→ **EXERCISE PROMPT**
Quote the whole listing exactly. Leave the pictures out of your copy.

[Collected data]
___

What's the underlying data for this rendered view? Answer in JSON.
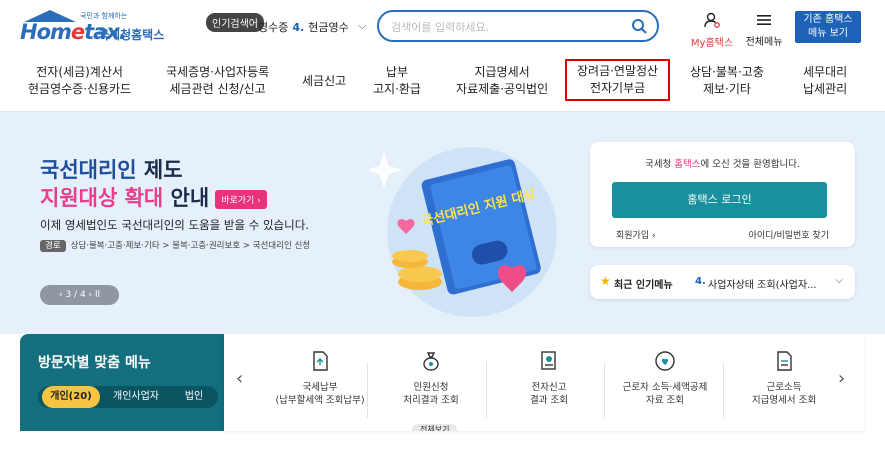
{
  "header": {
    "logo": {
      "slogan": "국민과 함께하는",
      "brand_pre": "Hom",
      "brand_e": "e",
      "brand_post": "tax.",
      "name_ko": "국세청홈택스"
    },
    "popular_badge": "인기검색어",
    "popular_rotator": {
      "prefix": "영수증",
      "num": "4.",
      "term": "현금영수"
    },
    "search": {
      "placeholder": "검색어를 입력하세요."
    },
    "my_hometax": "My홈택스",
    "all_menu": "전체메뉴",
    "legacy_menu": {
      "line1": "기존 홈택스",
      "line2": "메뉴 보기"
    }
  },
  "gnb": [
    {
      "line1": "전자(세금)계산서",
      "line2": "현금영수증·신용카드"
    },
    {
      "line1": "국세증명·사업자등록",
      "line2": "세금관련 신청/신고"
    },
    {
      "line1": "세금신고",
      "line2": ""
    },
    {
      "line1": "납부",
      "line2": "고지·환급"
    },
    {
      "line1": "지급명세서",
      "line2": "자료제출·공익법인"
    },
    {
      "line1": "장려금·연말정산",
      "line2": "전자기부금"
    },
    {
      "line1": "상담·불복·고충",
      "line2": "제보·기타"
    },
    {
      "line1": "세무대리",
      "line2": "납세관리"
    }
  ],
  "hero": {
    "title1_a": "국선대리인",
    "title1_b": " 제도",
    "title2_a": "지원대상 확대",
    "title2_b": " 안내",
    "shortcut": "바로가기 ›",
    "desc": "이제 영세법인도 국선대리인의 도움을 받을 수 있습니다.",
    "path_tag": "경로",
    "path": "상담·불복·고충·제보·기타 > 불복·고충·권리보호 > 국선대리인 신청",
    "pager": "‹  3 / 4  ›   ll",
    "image_text": "국선대리인 지원 대상"
  },
  "login": {
    "welcome_a": "국세청 ",
    "welcome_b": "홈택스",
    "welcome_c": "에 오신 것을 환영합니다.",
    "button": "홈택스 로그인",
    "join": "회원가입 ›",
    "find": "아이디/비밀번호 찾기"
  },
  "popular_menu": {
    "title": "최근 인기메뉴",
    "num": "4.",
    "item": "사업자상태 조회(사업자..."
  },
  "visitor": {
    "title": "방문자별 맞춤 메뉴",
    "tabs": [
      "개인(20)",
      "개인사업자",
      "법인"
    ],
    "items": [
      {
        "line1": "국세납부",
        "line2": "(납부할세액 조회납부)"
      },
      {
        "line1": "민원신청",
        "line2": "처리결과 조회"
      },
      {
        "line1": "전자신고",
        "line2": "결과 조회"
      },
      {
        "line1": "근로자 소득·세액공제",
        "line2": "자료 조회"
      },
      {
        "line1": "근로소득",
        "line2": "지급명세서 조회"
      }
    ],
    "view_all": "전체보기"
  },
  "colors": {
    "brand": "#2a6ebb",
    "teal": "#136e7e",
    "pink": "#e8327a",
    "highlight": "#e00000"
  }
}
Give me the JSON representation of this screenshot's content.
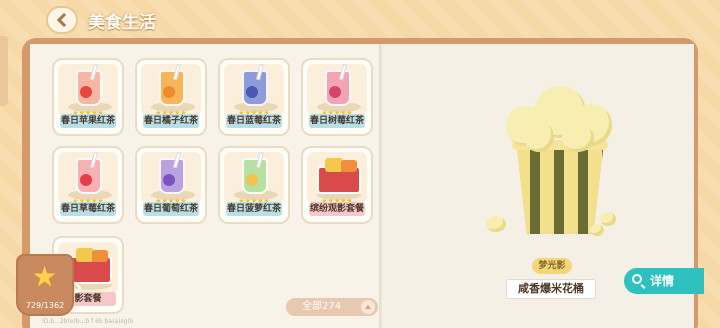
{
  "header": {
    "title": "美食生活"
  },
  "cards": [
    {
      "label": "春日苹果红茶",
      "stars": "★★★★★",
      "drink": "#f5b7a4",
      "fruit": "#e6463f"
    },
    {
      "label": "春日橘子红茶",
      "stars": "★★★★★",
      "drink": "#f7b45a",
      "fruit": "#f08b2b"
    },
    {
      "label": "春日蓝莓红茶",
      "stars": "★★★★★",
      "drink": "#8f9bd9",
      "fruit": "#4b55b2"
    },
    {
      "label": "春日树莓红茶",
      "stars": "★★★★★",
      "drink": "#f2a3b4",
      "fruit": "#d8456a"
    },
    {
      "label": "春日草莓红茶",
      "stars": "★★★★★",
      "drink": "#f7b1b3",
      "fruit": "#e53b4a"
    },
    {
      "label": "春日葡萄红茶",
      "stars": "★★★★★",
      "drink": "#b9a2df",
      "fruit": "#7b55bf"
    },
    {
      "label": "春日菠萝红茶",
      "stars": "★★★★★",
      "drink": "#b8e0a0",
      "fruit": "#f2c24a"
    },
    {
      "label": "缤纷观影套餐",
      "stars": "★★★★★",
      "meal": true
    },
    {
      "label": "影套餐",
      "stars": "",
      "meal": true
    }
  ],
  "footer": {
    "total": "全部274",
    "progress": "729/1362",
    "tiny": "ID.b...2b(e)b...b   f 6b   ba(a)sg(b"
  },
  "detail": {
    "tag": "梦光影",
    "name": "咸香爆米花桶",
    "details_button": "详情"
  },
  "colors": {
    "accent": "#2ec1c0",
    "book": "#d59a6c",
    "label_blue": "#b7dfe8",
    "label_pink": "#f7c8c9"
  },
  "icons": {
    "back": "chevron-left-icon",
    "details": "search-icon",
    "progress": "star-icon",
    "scroll_up": "chevron-up-icon"
  }
}
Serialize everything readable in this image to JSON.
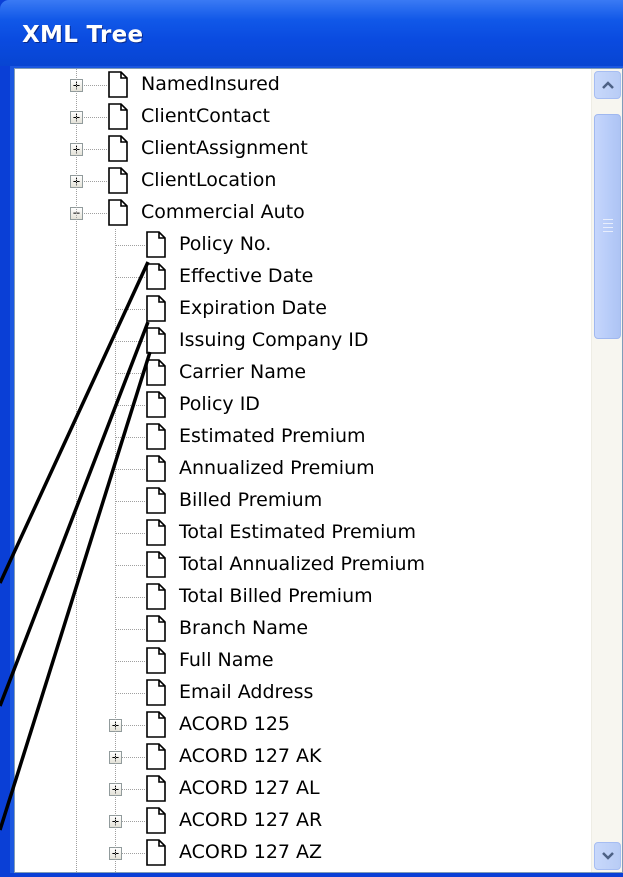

___

→ **TASK SOLUTION**
What's the underlying data for this rendered view? Answer in JSON.
{
  "header": {
    "logo": {
      "slogan": "국민과 함께하는",
      "brand_pre": "Hom",
      "brand_e": "e",
      "brand_post": "tax.",
      "name_ko": "국세청홈택스"
    },
    "popular_badge": "인기검색어",
    "popular_rotator": {
      "prefix": "영수증",
      "num": "4.",
      "term": "현금영수"
    },
    "search": {
      "placeholder": "검색어를 입력하세요."
    },
    "my_hometax": "My홈택스",
    "all_menu": "전체메뉴",
    "legacy_menu": {
      "line1": "기존 홈택스",
      "line2": "메뉴 보기"
    }
  },
  "gnb": [
    {
      "line1": "전자(세금)계산서",
      "line2": "현금영수증·신용카드"
    },
    {
      "line1": "국세증명·사업자등록",
      "line2": "세금관련 신청/신고"
    },
    {
      "line1": "세금신고",
      "line2": ""
    },
    {
      "line1": "납부",
      "line2": "고지·환급"
    },
    {
      "line1": "지급명세서",
      "line2": "자료제출·공익법인"
    },
    {
      "line1": "장려금·연말정산",
      "line2": "전자기부금"
    },
    {
      "line1": "상담·불복·고충",
      "line2": "제보·기타"
    },
    {
      "line1": "세무대리",
      "line2": "납세관리"
    }
  ],
  "hero": {
    "title1_a": "국선대리인",
    "title1_b": " 제도",
    "title2_a": "지원대상 확대",
    "title2_b": " 안내",
    "shortcut": "바로가기 ›",
    "desc": "이제 영세법인도 국선대리인의 도움을 받을 수 있습니다.",
    "path_tag": "경로",
    "path": "상담·불복·고충·제보·기타 > 불복·고충·권리보호 > 국선대리인 신청",
    "pager": "‹  3 / 4  ›   ll",
    "image_text": "국선대리인 지원 대상"
  },
  "login": {
    "welcome_a": "국세청 ",
    "welcome_b": "홈택스",
    "welcome_c": "에 오신 것을 환영합니다.",
    "button": "홈택스 로그인",
    "join": "회원가입 ›",
    "find": "아이디/비밀번호 찾기"
  },
  "popular_menu": {
    "title": "최근 인기메뉴",
    "num": "4.",
    "item": "사업자상태 조회(사업자..."
  },
  "visitor": {
    "title": "방문자별 맞춤 메뉴",
    "tabs": [
      "개인(20)",
      "개인사업자",
      "법인"
    ],
    "items": [
      {
        "line1": "국세납부",
        "line2": "(납부할세액 조회납부)"
      },
      {
        "line1": "민원신청",
        "line2": "처리결과 조회"
      },
      {
        "line1": "전자신고",
        "line2": "결과 조회"
      },
      {
        "line1": "근로자 소득·세액공제",
        "line2": "자료 조회"
      },
      {
        "line1": "근로소득",
        "line2": "지급명세서 조회"
      }
    ],
    "view_all": "전체보기"
  },
  "colors": {
    "brand": "#2a6ebb",
    "teal": "#136e7e",
    "pink": "#e8327a",
    "highlight": "#e00000"
  }
}
Give me the JSON representation of this screenshot's content.
{
  "header": {
    "title": "美食生活"
  },
  "cards": [
    {
      "label": "春日苹果红茶",
      "stars": "★★★★★",
      "drink": "#f5b7a4",
      "fruit": "#e6463f"
    },
    {
      "label": "春日橘子红茶",
      "stars": "★★★★★",
      "drink": "#f7b45a",
      "fruit": "#f08b2b"
    },
    {
      "label": "春日蓝莓红茶",
      "stars": "★★★★★",
      "drink": "#8f9bd9",
      "fruit": "#4b55b2"
    },
    {
      "label": "春日树莓红茶",
      "stars": "★★★★★",
      "drink": "#f2a3b4",
      "fruit": "#d8456a"
    },
    {
      "label": "春日草莓红茶",
      "stars": "★★★★★",
      "drink": "#f7b1b3",
      "fruit": "#e53b4a"
    },
    {
      "label": "春日葡萄红茶",
      "stars": "★★★★★",
      "drink": "#b9a2df",
      "fruit": "#7b55bf"
    },
    {
      "label": "春日菠萝红茶",
      "stars": "★★★★★",
      "drink": "#b8e0a0",
      "fruit": "#f2c24a"
    },
    {
      "label": "缤纷观影套餐",
      "stars": "★★★★★",
      "meal": true
    },
    {
      "label": "影套餐",
      "stars": "",
      "meal": true
    }
  ],
  "footer": {
    "total": "全部274",
    "progress": "729/1362",
    "tiny": "ID.b...2b(e)b...b   f 6b   ba(a)sg(b"
  },
  "detail": {
    "tag": "梦光影",
    "name": "咸香爆米花桶",
    "details_button": "详情"
  },
  "colors": {
    "accent": "#2ec1c0",
    "book": "#d59a6c",
    "label_blue": "#b7dfe8",
    "label_pink": "#f7c8c9"
  },
  "icons": {
    "back": "chevron-left-icon",
    "details": "search-icon",
    "progress": "star-icon",
    "scroll_up": "chevron-up-icon"
  }
}
Serialize everything readable in this image to JSON.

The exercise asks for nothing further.